:: What you are asked to do ::
Give the entries again exactly, every one of them.

[Figure collection entries]

○ ○ ○

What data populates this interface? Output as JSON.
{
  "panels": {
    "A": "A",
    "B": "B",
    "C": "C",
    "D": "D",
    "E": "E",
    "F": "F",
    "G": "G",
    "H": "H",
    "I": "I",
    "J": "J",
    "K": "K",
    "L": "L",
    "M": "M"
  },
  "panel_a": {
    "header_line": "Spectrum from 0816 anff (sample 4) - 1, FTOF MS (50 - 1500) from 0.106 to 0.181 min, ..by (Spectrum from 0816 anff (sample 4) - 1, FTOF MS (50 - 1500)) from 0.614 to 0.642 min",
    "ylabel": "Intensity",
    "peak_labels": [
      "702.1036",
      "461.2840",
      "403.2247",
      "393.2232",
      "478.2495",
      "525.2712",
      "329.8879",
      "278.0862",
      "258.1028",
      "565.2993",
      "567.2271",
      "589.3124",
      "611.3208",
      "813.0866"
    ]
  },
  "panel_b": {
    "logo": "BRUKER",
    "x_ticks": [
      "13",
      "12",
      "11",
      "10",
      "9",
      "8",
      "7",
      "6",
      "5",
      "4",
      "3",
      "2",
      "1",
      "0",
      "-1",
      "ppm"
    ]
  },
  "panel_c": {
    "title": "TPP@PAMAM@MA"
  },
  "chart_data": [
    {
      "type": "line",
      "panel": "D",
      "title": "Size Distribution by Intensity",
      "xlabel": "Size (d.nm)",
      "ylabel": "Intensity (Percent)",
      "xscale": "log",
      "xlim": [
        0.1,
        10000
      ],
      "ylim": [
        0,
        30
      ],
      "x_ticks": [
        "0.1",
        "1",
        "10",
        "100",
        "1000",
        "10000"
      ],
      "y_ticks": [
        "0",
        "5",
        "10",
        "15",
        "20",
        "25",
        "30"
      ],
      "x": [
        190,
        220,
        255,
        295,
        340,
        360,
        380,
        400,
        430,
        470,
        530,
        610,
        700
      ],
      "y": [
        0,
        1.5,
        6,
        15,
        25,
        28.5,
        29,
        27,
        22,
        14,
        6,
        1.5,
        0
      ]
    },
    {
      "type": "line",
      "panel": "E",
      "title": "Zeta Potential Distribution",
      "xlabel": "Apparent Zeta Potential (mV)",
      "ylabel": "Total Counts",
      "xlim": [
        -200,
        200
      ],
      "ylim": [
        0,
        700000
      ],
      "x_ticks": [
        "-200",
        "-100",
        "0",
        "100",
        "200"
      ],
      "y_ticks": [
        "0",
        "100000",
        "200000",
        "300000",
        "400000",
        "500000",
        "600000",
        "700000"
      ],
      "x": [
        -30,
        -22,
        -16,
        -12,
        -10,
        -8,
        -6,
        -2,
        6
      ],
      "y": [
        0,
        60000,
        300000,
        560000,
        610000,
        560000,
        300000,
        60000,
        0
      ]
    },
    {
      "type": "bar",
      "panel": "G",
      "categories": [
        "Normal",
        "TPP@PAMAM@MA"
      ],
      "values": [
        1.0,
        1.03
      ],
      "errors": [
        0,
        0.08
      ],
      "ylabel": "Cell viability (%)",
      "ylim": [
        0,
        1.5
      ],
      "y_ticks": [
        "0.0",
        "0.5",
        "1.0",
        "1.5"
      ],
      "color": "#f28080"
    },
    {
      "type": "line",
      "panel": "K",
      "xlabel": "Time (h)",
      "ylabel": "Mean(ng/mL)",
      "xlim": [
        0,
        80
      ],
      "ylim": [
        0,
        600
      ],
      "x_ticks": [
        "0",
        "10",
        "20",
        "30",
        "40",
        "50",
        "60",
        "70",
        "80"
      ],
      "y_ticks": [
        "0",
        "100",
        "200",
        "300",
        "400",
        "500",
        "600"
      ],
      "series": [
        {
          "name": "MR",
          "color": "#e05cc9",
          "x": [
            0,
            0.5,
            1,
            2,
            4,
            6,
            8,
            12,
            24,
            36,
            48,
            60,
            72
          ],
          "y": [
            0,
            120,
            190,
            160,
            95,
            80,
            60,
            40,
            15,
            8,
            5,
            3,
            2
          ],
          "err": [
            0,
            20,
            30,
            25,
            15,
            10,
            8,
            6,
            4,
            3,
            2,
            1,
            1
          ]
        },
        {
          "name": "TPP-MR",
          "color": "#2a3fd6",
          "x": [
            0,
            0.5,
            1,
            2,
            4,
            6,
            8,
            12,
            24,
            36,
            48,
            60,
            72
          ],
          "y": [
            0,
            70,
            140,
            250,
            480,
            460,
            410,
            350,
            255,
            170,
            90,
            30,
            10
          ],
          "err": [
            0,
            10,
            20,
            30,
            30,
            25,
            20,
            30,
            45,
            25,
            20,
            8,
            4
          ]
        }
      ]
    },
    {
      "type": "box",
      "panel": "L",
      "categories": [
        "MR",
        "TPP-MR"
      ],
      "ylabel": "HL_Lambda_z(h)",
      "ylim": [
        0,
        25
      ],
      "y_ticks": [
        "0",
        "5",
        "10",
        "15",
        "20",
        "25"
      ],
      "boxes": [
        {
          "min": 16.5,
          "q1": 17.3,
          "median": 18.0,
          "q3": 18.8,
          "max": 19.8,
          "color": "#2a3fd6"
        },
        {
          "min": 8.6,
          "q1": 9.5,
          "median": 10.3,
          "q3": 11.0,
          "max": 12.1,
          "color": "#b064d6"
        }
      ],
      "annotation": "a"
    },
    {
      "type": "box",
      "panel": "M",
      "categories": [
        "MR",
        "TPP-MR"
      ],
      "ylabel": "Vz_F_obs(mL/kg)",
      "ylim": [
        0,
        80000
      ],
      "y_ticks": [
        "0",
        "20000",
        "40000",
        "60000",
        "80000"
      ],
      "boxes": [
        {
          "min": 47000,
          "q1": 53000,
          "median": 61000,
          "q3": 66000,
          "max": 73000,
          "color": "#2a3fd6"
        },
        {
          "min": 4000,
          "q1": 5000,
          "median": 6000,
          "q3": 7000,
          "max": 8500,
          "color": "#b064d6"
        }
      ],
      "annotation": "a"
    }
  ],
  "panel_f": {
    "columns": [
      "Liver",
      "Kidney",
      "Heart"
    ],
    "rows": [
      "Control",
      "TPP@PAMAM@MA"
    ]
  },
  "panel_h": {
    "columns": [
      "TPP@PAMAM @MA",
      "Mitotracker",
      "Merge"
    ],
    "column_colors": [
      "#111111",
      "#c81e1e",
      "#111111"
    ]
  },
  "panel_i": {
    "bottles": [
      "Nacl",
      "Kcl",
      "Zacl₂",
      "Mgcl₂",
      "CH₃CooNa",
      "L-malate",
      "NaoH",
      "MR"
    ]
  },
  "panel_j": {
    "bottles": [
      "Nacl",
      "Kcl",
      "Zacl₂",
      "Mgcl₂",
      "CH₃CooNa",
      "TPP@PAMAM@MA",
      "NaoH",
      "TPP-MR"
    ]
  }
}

○ ○ ○

:: Solution to the problem ::
What data populates this interface? Output as JSON.
{
  "panels": {
    "A": "A",
    "B": "B",
    "C": "C",
    "D": "D",
    "E": "E",
    "F": "F",
    "G": "G",
    "H": "H",
    "I": "I",
    "J": "J",
    "K": "K",
    "L": "L",
    "M": "M"
  },
  "panel_a": {
    "header_line": "Spectrum from 0816 anff (sample 4) - 1, FTOF MS (50 - 1500) from 0.106 to 0.181 min, ..by (Spectrum from 0816 anff (sample 4) - 1, FTOF MS (50 - 1500)) from 0.614 to 0.642 min",
    "ylabel": "Intensity",
    "peak_labels": [
      "702.1036",
      "461.2840",
      "403.2247",
      "393.2232",
      "478.2495",
      "525.2712",
      "329.8879",
      "278.0862",
      "258.1028",
      "565.2993",
      "567.2271",
      "589.3124",
      "611.3208",
      "813.0866"
    ]
  },
  "panel_b": {
    "logo": "BRUKER",
    "x_ticks": [
      "13",
      "12",
      "11",
      "10",
      "9",
      "8",
      "7",
      "6",
      "5",
      "4",
      "3",
      "2",
      "1",
      "0",
      "-1",
      "ppm"
    ]
  },
  "panel_c": {
    "title": "TPP@PAMAM@MA"
  },
  "chart_data": [
    {
      "type": "line",
      "panel": "D",
      "title": "Size Distribution by Intensity",
      "xlabel": "Size (d.nm)",
      "ylabel": "Intensity (Percent)",
      "xscale": "log",
      "xlim": [
        0.1,
        10000
      ],
      "ylim": [
        0,
        30
      ],
      "x_ticks": [
        "0.1",
        "1",
        "10",
        "100",
        "1000",
        "10000"
      ],
      "y_ticks": [
        "0",
        "5",
        "10",
        "15",
        "20",
        "25",
        "30"
      ],
      "x": [
        190,
        220,
        255,
        295,
        340,
        360,
        380,
        400,
        430,
        470,
        530,
        610,
        700
      ],
      "y": [
        0,
        1.5,
        6,
        15,
        25,
        28.5,
        29,
        27,
        22,
        14,
        6,
        1.5,
        0
      ]
    },
    {
      "type": "line",
      "panel": "E",
      "title": "Zeta Potential Distribution",
      "xlabel": "Apparent Zeta Potential (mV)",
      "ylabel": "Total Counts",
      "xlim": [
        -200,
        200
      ],
      "ylim": [
        0,
        700000
      ],
      "x_ticks": [
        "-200",
        "-100",
        "0",
        "100",
        "200"
      ],
      "y_ticks": [
        "0",
        "100000",
        "200000",
        "300000",
        "400000",
        "500000",
        "600000",
        "700000"
      ],
      "x": [
        -30,
        -22,
        -16,
        -12,
        -10,
        -8,
        -6,
        -2,
        6
      ],
      "y": [
        0,
        60000,
        300000,
        560000,
        610000,
        560000,
        300000,
        60000,
        0
      ]
    },
    {
      "type": "bar",
      "panel": "G",
      "categories": [
        "Normal",
        "TPP@PAMAM@MA"
      ],
      "values": [
        1.0,
        1.03
      ],
      "errors": [
        0,
        0.08
      ],
      "ylabel": "Cell viability (%)",
      "ylim": [
        0,
        1.5
      ],
      "y_ticks": [
        "0.0",
        "0.5",
        "1.0",
        "1.5"
      ],
      "color": "#f28080"
    },
    {
      "type": "line",
      "panel": "K",
      "xlabel": "Time (h)",
      "ylabel": "Mean(ng/mL)",
      "xlim": [
        0,
        80
      ],
      "ylim": [
        0,
        600
      ],
      "x_ticks": [
        "0",
        "10",
        "20",
        "30",
        "40",
        "50",
        "60",
        "70",
        "80"
      ],
      "y_ticks": [
        "0",
        "100",
        "200",
        "300",
        "400",
        "500",
        "600"
      ],
      "series": [
        {
          "name": "MR",
          "color": "#e05cc9",
          "x": [
            0,
            0.5,
            1,
            2,
            4,
            6,
            8,
            12,
            24,
            36,
            48,
            60,
            72
          ],
          "y": [
            0,
            120,
            190,
            160,
            95,
            80,
            60,
            40,
            15,
            8,
            5,
            3,
            2
          ],
          "err": [
            0,
            20,
            30,
            25,
            15,
            10,
            8,
            6,
            4,
            3,
            2,
            1,
            1
          ]
        },
        {
          "name": "TPP-MR",
          "color": "#2a3fd6",
          "x": [
            0,
            0.5,
            1,
            2,
            4,
            6,
            8,
            12,
            24,
            36,
            48,
            60,
            72
          ],
          "y": [
            0,
            70,
            140,
            250,
            480,
            460,
            410,
            350,
            255,
            170,
            90,
            30,
            10
          ],
          "err": [
            0,
            10,
            20,
            30,
            30,
            25,
            20,
            30,
            45,
            25,
            20,
            8,
            4
          ]
        }
      ]
    },
    {
      "type": "box",
      "panel": "L",
      "categories": [
        "MR",
        "TPP-MR"
      ],
      "ylabel": "HL_Lambda_z(h)",
      "ylim": [
        0,
        25
      ],
      "y_ticks": [
        "0",
        "5",
        "10",
        "15",
        "20",
        "25"
      ],
      "boxes": [
        {
          "min": 16.5,
          "q1": 17.3,
          "median": 18.0,
          "q3": 18.8,
          "max": 19.8,
          "color": "#2a3fd6"
        },
        {
          "min": 8.6,
          "q1": 9.5,
          "median": 10.3,
          "q3": 11.0,
          "max": 12.1,
          "color": "#b064d6"
        }
      ],
      "annotation": "a"
    },
    {
      "type": "box",
      "panel": "M",
      "categories": [
        "MR",
        "TPP-MR"
      ],
      "ylabel": "Vz_F_obs(mL/kg)",
      "ylim": [
        0,
        80000
      ],
      "y_ticks": [
        "0",
        "20000",
        "40000",
        "60000",
        "80000"
      ],
      "boxes": [
        {
          "min": 47000,
          "q1": 53000,
          "median": 61000,
          "q3": 66000,
          "max": 73000,
          "color": "#2a3fd6"
        },
        {
          "min": 4000,
          "q1": 5000,
          "median": 6000,
          "q3": 7000,
          "max": 8500,
          "color": "#b064d6"
        }
      ],
      "annotation": "a"
    }
  ],
  "panel_f": {
    "columns": [
      "Liver",
      "Kidney",
      "Heart"
    ],
    "rows": [
      "Control",
      "TPP@PAMAM@MA"
    ]
  },
  "panel_h": {
    "columns": [
      "TPP@PAMAM @MA",
      "Mitotracker",
      "Merge"
    ],
    "column_colors": [
      "#111111",
      "#c81e1e",
      "#111111"
    ]
  },
  "panel_i": {
    "bottles": [
      "Nacl",
      "Kcl",
      "Zacl₂",
      "Mgcl₂",
      "CH₃CooNa",
      "L-malate",
      "NaoH",
      "MR"
    ]
  },
  "panel_j": {
    "bottles": [
      "Nacl",
      "Kcl",
      "Zacl₂",
      "Mgcl₂",
      "CH₃CooNa",
      "TPP@PAMAM@MA",
      "NaoH",
      "TPP-MR"
    ]
  }
}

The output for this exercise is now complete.